- **Exercise description**:
Please copy every line of the records below that holds the word "Roosevelt".

====== Records shown

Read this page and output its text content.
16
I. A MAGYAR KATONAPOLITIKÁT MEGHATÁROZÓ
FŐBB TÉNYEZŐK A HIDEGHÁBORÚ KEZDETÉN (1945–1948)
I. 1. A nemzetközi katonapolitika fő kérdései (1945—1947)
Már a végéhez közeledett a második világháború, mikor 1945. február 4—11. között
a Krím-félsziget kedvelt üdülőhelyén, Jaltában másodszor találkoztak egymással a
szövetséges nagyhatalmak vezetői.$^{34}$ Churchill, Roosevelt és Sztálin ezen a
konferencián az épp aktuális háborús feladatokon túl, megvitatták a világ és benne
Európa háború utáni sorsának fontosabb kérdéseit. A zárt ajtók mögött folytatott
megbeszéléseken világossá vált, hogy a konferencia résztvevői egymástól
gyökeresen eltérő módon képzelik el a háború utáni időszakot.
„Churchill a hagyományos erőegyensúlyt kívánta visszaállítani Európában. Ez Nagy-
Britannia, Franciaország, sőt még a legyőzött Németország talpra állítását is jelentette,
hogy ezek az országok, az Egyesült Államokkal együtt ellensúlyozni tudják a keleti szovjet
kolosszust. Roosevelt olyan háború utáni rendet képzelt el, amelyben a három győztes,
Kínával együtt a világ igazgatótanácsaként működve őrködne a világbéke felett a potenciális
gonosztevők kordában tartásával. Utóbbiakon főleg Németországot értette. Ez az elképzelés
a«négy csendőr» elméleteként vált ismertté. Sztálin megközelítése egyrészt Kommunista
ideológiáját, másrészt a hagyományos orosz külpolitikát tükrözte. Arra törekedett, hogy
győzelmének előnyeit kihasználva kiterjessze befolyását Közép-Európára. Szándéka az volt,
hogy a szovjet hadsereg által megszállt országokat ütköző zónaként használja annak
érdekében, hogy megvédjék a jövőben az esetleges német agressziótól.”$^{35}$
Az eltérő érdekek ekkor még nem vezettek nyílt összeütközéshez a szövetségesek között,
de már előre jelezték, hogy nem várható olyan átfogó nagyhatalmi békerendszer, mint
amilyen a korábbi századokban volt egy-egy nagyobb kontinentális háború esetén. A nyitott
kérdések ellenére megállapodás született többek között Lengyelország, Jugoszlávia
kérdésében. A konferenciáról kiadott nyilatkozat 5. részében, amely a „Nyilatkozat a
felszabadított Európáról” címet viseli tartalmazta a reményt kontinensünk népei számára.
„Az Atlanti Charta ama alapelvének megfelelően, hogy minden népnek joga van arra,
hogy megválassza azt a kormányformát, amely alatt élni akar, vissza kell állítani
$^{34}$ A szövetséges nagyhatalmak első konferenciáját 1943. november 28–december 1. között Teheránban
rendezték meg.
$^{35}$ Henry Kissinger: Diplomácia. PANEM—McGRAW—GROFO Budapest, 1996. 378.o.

============

- **Task result**:
szövetséges nagyhatalmak vezetői.$^{34}$ Churchill, Roosevelt és Sztálin ezen a
kolosszust. Roosevelt olyan háború utáni rendet képzelt el, amelyben a három győztes,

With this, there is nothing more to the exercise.